**TASK PROMPT**
Repeat the material in full. Keep every line exactly as it is.

**SUPPLIED RECORDS**
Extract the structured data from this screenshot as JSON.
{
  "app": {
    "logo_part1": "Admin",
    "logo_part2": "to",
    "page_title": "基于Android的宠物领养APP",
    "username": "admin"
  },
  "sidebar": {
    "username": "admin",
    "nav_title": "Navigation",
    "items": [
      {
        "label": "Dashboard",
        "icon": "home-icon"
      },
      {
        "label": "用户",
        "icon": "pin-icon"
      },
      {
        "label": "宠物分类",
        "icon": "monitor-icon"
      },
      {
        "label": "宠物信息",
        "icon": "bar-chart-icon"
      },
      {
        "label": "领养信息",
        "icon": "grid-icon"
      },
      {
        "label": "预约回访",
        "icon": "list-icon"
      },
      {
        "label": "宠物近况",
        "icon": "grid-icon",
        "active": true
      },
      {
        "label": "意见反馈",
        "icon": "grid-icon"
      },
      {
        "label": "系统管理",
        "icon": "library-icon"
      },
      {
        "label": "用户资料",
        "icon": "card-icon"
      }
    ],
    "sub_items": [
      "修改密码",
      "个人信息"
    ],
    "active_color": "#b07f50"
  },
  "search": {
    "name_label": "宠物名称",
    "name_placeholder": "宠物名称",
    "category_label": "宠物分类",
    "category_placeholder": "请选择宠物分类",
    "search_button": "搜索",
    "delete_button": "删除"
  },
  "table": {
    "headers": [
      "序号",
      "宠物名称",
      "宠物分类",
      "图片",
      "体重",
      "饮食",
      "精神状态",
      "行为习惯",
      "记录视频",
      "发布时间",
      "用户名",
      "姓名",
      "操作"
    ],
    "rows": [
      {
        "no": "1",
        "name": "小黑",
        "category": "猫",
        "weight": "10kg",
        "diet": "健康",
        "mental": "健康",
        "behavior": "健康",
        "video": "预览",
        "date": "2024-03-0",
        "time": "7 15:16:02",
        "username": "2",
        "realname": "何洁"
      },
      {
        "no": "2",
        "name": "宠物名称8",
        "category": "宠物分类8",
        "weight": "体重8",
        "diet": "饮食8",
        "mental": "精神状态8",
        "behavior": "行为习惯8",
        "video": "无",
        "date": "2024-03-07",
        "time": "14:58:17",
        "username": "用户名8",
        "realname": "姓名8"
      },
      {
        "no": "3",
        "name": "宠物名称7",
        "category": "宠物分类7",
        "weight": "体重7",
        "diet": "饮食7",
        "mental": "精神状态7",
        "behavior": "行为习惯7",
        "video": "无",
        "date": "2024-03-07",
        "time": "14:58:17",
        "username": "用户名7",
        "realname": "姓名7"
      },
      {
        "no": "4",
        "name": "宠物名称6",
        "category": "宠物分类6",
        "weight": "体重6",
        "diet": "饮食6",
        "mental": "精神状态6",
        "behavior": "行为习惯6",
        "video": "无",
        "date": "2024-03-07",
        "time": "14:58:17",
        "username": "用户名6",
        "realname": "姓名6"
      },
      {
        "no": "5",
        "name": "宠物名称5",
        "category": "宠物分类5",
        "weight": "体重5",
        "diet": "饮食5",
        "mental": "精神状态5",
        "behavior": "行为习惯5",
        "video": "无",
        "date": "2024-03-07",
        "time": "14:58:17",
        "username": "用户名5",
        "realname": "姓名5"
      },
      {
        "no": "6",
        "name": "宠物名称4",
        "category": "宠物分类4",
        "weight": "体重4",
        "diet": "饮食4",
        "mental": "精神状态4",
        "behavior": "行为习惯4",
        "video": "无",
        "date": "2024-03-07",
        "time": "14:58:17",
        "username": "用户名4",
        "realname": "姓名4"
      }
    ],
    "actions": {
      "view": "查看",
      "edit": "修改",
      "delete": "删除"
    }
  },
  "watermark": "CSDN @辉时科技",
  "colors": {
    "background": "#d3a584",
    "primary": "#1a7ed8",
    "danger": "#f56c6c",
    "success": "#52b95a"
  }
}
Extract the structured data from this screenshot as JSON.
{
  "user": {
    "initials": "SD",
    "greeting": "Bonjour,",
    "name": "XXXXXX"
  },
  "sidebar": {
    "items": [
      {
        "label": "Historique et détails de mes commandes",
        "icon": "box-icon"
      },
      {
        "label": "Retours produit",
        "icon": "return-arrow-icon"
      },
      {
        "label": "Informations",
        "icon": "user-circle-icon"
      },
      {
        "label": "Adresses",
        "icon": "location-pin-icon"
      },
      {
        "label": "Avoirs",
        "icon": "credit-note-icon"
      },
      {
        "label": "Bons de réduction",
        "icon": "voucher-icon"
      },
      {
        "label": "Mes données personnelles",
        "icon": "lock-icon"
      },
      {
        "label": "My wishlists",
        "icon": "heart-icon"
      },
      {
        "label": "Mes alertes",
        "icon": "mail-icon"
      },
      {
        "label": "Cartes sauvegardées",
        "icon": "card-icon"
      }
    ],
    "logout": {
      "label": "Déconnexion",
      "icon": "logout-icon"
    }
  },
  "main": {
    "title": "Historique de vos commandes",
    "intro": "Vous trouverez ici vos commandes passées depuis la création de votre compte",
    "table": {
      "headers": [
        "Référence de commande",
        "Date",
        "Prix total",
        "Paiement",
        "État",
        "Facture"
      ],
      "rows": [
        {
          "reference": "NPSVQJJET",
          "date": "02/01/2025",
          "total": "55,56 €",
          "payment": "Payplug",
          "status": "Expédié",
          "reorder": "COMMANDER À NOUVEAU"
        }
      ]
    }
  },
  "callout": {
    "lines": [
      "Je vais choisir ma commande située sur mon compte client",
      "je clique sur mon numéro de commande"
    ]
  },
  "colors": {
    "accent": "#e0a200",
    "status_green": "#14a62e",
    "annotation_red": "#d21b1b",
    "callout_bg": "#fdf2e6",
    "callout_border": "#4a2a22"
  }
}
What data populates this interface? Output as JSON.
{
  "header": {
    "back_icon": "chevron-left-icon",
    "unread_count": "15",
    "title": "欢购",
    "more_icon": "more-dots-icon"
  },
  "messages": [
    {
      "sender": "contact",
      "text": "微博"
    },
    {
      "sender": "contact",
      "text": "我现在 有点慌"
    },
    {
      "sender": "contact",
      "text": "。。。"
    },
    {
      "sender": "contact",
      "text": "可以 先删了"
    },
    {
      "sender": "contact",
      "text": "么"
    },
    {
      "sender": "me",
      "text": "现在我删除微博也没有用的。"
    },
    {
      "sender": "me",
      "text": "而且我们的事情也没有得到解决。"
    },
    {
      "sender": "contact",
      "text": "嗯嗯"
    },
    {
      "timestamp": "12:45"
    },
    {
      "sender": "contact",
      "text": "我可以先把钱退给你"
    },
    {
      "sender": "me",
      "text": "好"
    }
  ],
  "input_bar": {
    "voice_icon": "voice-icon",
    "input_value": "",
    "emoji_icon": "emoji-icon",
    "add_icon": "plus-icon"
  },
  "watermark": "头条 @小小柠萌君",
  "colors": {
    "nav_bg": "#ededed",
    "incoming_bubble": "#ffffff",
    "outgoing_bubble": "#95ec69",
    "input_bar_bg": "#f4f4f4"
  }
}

**EXERCISE RESULT**
Extract the structured data from this screenshot as JSON.
{
  "app": {
    "logo_part1": "Admin",
    "logo_part2": "to",
    "page_title": "基于Android的宠物领养APP",
    "username": "admin"
  },
  "sidebar": {
    "username": "admin",
    "nav_title": "Navigation",
    "items": [
      {
        "label": "Dashboard",
        "icon": "home-icon"
      },
      {
        "label": "用户",
        "icon": "pin-icon"
      },
      {
        "label": "宠物分类",
        "icon": "monitor-icon"
      },
      {
        "label": "宠物信息",
        "icon": "bar-chart-icon"
      },
      {
        "label": "领养信息",
        "icon": "grid-icon"
      },
      {
        "label": "预约回访",
        "icon": "list-icon"
      },
      {
        "label": "宠物近况",
        "icon": "grid-icon",
        "active": true
      },
      {
        "label": "意见反馈",
        "icon": "grid-icon"
      },
      {
        "label": "系统管理",
        "icon": "library-icon"
      },
      {
        "label": "用户资料",
        "icon": "card-icon"
      }
    ],
    "sub_items": [
      "修改密码",
      "个人信息"
    ],
    "active_color": "#b07f50"
  },
  "search": {
    "name_label": "宠物名称",
    "name_placeholder": "宠物名称",
    "category_label": "宠物分类",
    "category_placeholder": "请选择宠物分类",
    "search_button": "搜索",
    "delete_button": "删除"
  },
  "table": {
    "headers": [
      "序号",
      "宠物名称",
      "宠物分类",
      "图片",
      "体重",
      "饮食",
      "精神状态",
      "行为习惯",
      "记录视频",
      "发布时间",
      "用户名",
      "姓名",
      "操作"
    ],
    "rows": [
      {
        "no": "1",
        "name": "小黑",
        "category": "猫",
        "weight": "10kg",
        "diet": "健康",
        "mental": "健康",
        "behavior": "健康",
        "video": "预览",
        "date": "2024-03-0",
        "time": "7 15:16:02",
        "username": "2",
        "realname": "何洁"
      },
      {
        "no": "2",
        "name": "宠物名称8",
        "category": "宠物分类8",
        "weight": "体重8",
        "diet": "饮食8",
        "mental": "精神状态8",
        "behavior": "行为习惯8",
        "video": "无",
        "date": "2024-03-07",
        "time": "14:58:17",
        "username": "用户名8",
        "realname": "姓名8"
      },
      {
        "no": "3",
        "name": "宠物名称7",
        "category": "宠物分类7",
        "weight": "体重7",
        "diet": "饮食7",
        "mental": "精神状态7",
        "behavior": "行为习惯7",
        "video": "无",
        "date": "2024-03-07",
        "time": "14:58:17",
        "username": "用户名7",
        "realname": "姓名7"
      },
      {
        "no": "4",
        "name": "宠物名称6",
        "category": "宠物分类6",
        "weight": "体重6",
        "diet": "饮食6",
        "mental": "精神状态6",
        "behavior": "行为习惯6",
        "video": "无",
        "date": "2024-03-07",
        "time": "14:58:17",
        "username": "用户名6",
        "realname": "姓名6"
      },
      {
        "no": "5",
        "name": "宠物名称5",
        "category": "宠物分类5",
        "weight": "体重5",
        "diet": "饮食5",
        "mental": "精神状态5",
        "behavior": "行为习惯5",
        "video": "无",
        "date": "2024-03-07",
        "time": "14:58:17",
        "username": "用户名5",
        "realname": "姓名5"
      },
      {
        "no": "6",
        "name": "宠物名称4",
        "category": "宠物分类4",
        "weight": "体重4",
        "diet": "饮食4",
        "mental": "精神状态4",
        "behavior": "行为习惯4",
        "video": "无",
        "date": "2024-03-07",
        "time": "14:58:17",
        "username": "用户名4",
        "realname": "姓名4"
      }
    ],
    "actions": {
      "view": "查看",
      "edit": "修改",
      "delete": "删除"
    }
  },
  "watermark": "CSDN @辉时科技",
  "colors": {
    "background": "#d3a584",
    "primary": "#1a7ed8",
    "danger": "#f56c6c",
    "success": "#52b95a"
  }
}
Extract the structured data from this screenshot as JSON.
{
  "user": {
    "initials": "SD",
    "greeting": "Bonjour,",
    "name": "XXXXXX"
  },
  "sidebar": {
    "items": [
      {
        "label": "Historique et détails de mes commandes",
        "icon": "box-icon"
      },
      {
        "label": "Retours produit",
        "icon": "return-arrow-icon"
      },
      {
        "label": "Informations",
        "icon": "user-circle-icon"
      },
      {
        "label": "Adresses",
        "icon": "location-pin-icon"
      },
      {
        "label": "Avoirs",
        "icon": "credit-note-icon"
      },
      {
        "label": "Bons de réduction",
        "icon": "voucher-icon"
      },
      {
        "label": "Mes données personnelles",
        "icon": "lock-icon"
      },
      {
        "label": "My wishlists",
        "icon": "heart-icon"
      },
      {
        "label": "Mes alertes",
        "icon": "mail-icon"
      },
      {
        "label": "Cartes sauvegardées",
        "icon": "card-icon"
      }
    ],
    "logout": {
      "label": "Déconnexion",
      "icon": "logout-icon"
    }
  },
  "main": {
    "title": "Historique de vos commandes",
    "intro": "Vous trouverez ici vos commandes passées depuis la création de votre compte",
    "table": {
      "headers": [
        "Référence de commande",
        "Date",
        "Prix total",
        "Paiement",
        "État",
        "Facture"
      ],
      "rows": [
        {
          "reference": "NPSVQJJET",
          "date": "02/01/2025",
          "total": "55,56 €",
          "payment": "Payplug",
          "status": "Expédié",
          "reorder": "COMMANDER À NOUVEAU"
        }
      ]
    }
  },
  "callout": {
    "lines": [
      "Je vais choisir ma commande située sur mon compte client",
      "je clique sur mon numéro de commande"
    ]
  },
  "colors": {
    "accent": "#e0a200",
    "status_green": "#14a62e",
    "annotation_red": "#d21b1b",
    "callout_bg": "#fdf2e6",
    "callout_border": "#4a2a22"
  }
}
What data populates this interface? Output as JSON.
{
  "header": {
    "back_icon": "chevron-left-icon",
    "unread_count": "15",
    "title": "欢购",
    "more_icon": "more-dots-icon"
  },
  "messages": [
    {
      "sender": "contact",
      "text": "微博"
    },
    {
      "sender": "contact",
      "text": "我现在 有点慌"
    },
    {
      "sender": "contact",
      "text": "。。。"
    },
    {
      "sender": "contact",
      "text": "可以 先删了"
    },
    {
      "sender": "contact",
      "text": "么"
    },
    {
      "sender": "me",
      "text": "现在我删除微博也没有用的。"
    },
    {
      "sender": "me",
      "text": "而且我们的事情也没有得到解决。"
    },
    {
      "sender": "contact",
      "text": "嗯嗯"
    },
    {
      "timestamp": "12:45"
    },
    {
      "sender": "contact",
      "text": "我可以先把钱退给你"
    },
    {
      "sender": "me",
      "text": "好"
    }
  ],
  "input_bar": {
    "voice_icon": "voice-icon",
    "input_value": "",
    "emoji_icon": "emoji-icon",
    "add_icon": "plus-icon"
  },
  "watermark": "头条 @小小柠萌君",
  "colors": {
    "nav_bg": "#ededed",
    "incoming_bubble": "#ffffff",
    "outgoing_bubble": "#95ec69",
    "input_bar_bg": "#f4f4f4"
  }
}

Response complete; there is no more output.